■ EXTRACTED MATERIAL ■
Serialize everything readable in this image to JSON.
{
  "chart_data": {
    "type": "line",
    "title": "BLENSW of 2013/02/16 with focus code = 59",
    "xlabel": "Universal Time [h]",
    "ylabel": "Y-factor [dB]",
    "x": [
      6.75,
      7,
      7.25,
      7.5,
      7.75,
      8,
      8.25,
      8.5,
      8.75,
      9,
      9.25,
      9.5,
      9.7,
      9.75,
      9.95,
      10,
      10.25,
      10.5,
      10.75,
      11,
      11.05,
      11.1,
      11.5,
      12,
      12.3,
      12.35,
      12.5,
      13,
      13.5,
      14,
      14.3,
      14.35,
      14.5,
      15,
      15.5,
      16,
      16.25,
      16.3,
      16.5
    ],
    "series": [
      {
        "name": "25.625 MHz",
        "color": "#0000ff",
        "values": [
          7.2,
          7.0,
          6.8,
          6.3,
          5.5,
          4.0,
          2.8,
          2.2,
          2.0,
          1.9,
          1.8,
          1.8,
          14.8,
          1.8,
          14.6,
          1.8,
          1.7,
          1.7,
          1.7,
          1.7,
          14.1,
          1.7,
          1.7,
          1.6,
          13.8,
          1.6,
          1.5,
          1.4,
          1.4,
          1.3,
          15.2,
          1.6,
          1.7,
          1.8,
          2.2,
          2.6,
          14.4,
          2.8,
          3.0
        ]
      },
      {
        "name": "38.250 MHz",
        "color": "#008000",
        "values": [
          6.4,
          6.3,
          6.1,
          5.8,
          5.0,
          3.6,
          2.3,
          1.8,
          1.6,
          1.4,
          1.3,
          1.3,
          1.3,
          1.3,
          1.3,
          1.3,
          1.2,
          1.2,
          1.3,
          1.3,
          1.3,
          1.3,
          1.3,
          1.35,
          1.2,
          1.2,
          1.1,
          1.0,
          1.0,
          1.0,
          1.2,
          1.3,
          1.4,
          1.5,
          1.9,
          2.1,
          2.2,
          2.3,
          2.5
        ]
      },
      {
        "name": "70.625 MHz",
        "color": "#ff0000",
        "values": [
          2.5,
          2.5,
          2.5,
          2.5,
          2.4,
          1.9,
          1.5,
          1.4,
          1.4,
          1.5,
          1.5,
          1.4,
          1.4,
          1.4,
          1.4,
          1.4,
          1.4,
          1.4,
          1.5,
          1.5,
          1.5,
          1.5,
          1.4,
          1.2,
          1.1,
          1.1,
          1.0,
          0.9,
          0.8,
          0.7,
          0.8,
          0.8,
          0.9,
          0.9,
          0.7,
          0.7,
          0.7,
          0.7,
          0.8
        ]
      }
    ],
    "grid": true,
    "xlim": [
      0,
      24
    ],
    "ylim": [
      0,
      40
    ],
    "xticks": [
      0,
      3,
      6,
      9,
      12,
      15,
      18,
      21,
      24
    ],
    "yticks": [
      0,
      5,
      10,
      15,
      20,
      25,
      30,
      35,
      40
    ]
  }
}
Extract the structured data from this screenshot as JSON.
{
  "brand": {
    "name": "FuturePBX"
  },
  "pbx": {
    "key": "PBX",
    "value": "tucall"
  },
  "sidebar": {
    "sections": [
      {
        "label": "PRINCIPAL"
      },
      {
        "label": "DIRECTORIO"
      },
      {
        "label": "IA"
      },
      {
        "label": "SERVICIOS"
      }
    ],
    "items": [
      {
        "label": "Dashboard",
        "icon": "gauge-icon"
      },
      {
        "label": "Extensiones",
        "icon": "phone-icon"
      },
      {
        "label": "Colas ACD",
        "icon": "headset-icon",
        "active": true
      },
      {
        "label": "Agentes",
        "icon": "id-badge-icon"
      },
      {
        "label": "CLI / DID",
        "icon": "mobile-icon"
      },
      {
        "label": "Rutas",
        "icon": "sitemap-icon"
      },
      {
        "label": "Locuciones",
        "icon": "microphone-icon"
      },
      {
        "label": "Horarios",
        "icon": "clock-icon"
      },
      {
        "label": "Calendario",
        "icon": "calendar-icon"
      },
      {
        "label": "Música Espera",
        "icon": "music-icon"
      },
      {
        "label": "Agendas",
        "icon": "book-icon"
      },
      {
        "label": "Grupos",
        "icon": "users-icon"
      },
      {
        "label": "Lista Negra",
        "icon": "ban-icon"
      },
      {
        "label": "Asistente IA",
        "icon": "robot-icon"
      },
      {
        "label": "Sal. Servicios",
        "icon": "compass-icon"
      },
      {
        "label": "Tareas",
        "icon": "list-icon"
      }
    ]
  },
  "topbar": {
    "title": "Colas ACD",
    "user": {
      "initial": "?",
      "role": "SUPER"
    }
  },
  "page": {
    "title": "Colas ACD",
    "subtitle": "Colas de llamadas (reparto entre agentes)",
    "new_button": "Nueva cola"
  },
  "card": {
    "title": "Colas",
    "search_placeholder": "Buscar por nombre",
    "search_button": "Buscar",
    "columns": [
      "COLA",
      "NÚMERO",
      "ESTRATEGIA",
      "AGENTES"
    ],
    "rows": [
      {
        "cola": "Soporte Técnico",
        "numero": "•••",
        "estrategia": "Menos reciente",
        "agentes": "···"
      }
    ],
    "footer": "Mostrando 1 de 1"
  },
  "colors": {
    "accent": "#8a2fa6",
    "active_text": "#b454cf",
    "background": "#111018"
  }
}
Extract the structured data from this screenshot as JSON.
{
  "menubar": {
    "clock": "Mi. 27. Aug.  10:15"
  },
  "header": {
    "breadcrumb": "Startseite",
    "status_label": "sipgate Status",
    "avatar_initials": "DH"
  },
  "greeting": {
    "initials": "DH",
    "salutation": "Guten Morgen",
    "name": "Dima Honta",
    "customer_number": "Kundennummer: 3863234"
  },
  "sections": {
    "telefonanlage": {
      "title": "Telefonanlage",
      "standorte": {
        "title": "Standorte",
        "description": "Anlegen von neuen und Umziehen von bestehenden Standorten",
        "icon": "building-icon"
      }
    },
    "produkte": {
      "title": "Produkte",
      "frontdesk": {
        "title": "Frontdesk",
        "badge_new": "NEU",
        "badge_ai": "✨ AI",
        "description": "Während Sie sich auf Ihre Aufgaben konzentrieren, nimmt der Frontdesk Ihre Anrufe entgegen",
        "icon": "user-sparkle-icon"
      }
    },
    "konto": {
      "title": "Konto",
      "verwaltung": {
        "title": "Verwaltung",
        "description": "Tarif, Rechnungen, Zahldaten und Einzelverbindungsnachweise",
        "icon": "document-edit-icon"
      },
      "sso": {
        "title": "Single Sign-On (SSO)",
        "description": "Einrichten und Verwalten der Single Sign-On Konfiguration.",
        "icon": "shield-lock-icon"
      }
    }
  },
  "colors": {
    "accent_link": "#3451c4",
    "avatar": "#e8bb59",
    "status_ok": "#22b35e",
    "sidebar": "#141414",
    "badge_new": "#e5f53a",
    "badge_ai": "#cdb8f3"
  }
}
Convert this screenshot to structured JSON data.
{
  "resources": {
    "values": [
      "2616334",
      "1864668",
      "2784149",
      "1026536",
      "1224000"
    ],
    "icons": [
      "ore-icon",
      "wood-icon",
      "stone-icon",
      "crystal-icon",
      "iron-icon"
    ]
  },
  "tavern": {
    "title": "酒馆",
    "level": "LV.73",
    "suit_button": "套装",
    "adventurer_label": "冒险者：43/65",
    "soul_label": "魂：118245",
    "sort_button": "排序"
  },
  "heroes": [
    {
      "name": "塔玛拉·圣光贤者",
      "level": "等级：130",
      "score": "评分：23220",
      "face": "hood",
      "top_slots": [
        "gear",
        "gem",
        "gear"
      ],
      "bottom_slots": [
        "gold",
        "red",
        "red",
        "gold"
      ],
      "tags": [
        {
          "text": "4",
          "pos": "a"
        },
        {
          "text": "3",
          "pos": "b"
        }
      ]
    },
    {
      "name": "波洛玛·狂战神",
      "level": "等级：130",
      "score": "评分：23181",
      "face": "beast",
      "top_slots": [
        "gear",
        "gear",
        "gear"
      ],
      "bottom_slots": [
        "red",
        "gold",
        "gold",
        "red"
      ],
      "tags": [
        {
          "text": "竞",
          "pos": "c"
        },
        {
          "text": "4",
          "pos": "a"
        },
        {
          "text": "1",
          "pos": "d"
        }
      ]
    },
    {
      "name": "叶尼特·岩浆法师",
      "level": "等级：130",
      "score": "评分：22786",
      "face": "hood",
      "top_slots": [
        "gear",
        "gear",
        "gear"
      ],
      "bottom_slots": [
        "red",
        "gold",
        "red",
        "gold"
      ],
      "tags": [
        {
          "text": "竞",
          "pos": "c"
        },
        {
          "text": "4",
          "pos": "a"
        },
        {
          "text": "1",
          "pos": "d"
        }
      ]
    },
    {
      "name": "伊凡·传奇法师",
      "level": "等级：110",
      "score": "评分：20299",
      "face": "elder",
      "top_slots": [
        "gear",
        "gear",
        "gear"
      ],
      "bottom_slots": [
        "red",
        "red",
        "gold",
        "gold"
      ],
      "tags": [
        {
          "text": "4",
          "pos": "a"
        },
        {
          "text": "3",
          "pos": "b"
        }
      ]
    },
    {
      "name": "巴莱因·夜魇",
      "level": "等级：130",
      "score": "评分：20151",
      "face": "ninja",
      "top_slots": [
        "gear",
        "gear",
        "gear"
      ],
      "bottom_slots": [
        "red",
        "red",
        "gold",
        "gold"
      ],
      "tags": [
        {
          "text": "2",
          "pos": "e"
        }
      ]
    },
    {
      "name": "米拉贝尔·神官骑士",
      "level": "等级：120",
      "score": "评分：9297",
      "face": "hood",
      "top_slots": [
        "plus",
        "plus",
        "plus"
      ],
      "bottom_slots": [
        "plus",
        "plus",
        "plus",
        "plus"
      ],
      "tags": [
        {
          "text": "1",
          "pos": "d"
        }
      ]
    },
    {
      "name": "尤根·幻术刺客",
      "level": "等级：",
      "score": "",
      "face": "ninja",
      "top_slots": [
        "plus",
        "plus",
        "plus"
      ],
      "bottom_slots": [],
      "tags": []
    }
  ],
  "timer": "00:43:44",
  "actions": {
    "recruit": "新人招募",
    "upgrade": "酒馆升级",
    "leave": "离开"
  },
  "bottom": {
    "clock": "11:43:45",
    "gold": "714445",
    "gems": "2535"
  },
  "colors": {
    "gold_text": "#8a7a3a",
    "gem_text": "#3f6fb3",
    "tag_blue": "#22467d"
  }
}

■ DIRECTIONS FOR THIS TASK ■
Check each line of the records for the word "name" and extract those that contain it.

■ TASK RESULT ■
        "name": "25.625 MHz",
        "name": "38.250 MHz",
        "name": "70.625 MHz",
    "name": "FuturePBX"
    "name": "Dima Honta",
      "name": "塔玛拉·圣光贤者",
      "name": "波洛玛·狂战神",
      "name": "叶尼特·岩浆法师",
      "name": "伊凡·传奇法师",
      "name": "巴莱因·夜魇",
      "name": "米拉贝尔·神官骑士",
      "name": "尤根·幻术刺客",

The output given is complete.